Raw data
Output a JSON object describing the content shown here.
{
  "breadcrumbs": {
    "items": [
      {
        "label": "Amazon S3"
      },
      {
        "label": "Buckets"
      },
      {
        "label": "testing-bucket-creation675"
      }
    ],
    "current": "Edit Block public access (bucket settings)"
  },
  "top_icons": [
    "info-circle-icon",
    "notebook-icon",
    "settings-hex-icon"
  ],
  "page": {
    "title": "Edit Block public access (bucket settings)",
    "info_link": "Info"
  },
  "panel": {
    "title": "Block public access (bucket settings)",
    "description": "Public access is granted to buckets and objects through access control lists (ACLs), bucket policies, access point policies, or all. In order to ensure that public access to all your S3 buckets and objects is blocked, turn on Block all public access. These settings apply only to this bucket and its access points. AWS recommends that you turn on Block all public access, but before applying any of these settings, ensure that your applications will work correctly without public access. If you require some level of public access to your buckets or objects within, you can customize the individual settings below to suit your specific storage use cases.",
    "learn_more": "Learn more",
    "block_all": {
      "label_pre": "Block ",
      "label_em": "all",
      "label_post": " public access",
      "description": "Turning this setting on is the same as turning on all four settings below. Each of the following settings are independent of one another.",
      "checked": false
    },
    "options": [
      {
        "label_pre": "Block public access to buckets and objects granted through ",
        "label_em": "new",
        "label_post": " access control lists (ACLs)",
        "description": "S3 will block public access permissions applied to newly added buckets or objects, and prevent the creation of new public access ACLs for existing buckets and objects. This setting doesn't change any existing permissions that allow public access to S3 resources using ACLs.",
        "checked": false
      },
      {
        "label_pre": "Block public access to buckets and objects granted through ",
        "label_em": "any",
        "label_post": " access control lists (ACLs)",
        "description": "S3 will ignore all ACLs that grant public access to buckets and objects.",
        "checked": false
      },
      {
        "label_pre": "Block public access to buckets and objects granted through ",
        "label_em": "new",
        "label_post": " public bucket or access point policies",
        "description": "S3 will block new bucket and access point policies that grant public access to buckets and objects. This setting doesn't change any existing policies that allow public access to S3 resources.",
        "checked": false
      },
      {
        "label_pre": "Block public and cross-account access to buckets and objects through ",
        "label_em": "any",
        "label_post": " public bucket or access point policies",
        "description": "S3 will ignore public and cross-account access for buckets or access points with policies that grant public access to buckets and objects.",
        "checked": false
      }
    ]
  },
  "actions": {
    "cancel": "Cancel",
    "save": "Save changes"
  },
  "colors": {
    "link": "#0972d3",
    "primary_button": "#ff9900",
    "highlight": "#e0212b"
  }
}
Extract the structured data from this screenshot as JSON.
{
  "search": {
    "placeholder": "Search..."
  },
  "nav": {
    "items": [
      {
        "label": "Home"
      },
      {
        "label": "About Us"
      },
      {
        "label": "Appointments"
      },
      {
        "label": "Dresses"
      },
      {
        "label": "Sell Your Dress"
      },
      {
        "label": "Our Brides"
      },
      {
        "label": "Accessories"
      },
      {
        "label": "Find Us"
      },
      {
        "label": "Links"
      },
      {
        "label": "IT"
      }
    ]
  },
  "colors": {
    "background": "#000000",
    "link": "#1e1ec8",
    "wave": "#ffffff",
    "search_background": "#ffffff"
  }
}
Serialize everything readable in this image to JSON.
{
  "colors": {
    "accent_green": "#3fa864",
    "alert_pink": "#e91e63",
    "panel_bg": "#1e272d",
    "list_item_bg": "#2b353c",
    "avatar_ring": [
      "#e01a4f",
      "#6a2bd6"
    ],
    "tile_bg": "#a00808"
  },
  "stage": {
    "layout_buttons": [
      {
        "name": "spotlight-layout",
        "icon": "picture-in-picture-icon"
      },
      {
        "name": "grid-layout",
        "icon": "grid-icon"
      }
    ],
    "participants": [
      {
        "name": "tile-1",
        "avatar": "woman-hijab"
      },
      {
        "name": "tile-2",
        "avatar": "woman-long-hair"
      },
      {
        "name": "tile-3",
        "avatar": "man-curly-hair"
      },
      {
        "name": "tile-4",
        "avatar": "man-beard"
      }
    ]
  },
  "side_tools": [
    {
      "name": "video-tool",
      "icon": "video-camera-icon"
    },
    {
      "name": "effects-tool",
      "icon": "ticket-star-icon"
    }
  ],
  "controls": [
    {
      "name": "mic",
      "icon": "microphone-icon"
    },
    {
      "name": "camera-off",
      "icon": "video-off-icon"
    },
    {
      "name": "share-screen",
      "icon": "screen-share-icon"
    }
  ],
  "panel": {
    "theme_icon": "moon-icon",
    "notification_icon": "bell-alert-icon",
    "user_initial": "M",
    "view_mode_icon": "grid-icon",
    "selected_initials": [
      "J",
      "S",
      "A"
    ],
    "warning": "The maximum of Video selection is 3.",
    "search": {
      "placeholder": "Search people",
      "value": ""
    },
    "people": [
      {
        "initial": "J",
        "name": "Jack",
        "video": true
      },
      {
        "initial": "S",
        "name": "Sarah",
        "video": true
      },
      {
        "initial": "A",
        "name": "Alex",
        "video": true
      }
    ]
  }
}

Exercise description
In the records above, collect each line with "doesn".

Expected answer
        "description": "S3 will block public access permissions applied to newly added buckets or objects, and prevent the creation of new public access ACLs for existing buckets and objects. This setting doesn't change any existing permissions that allow public access to S3 resources using ACLs.",
        "description": "S3 will block new bucket and access point policies that grant public access to buckets and objects. This setting doesn't change any existing policies that allow public access to S3 resources.",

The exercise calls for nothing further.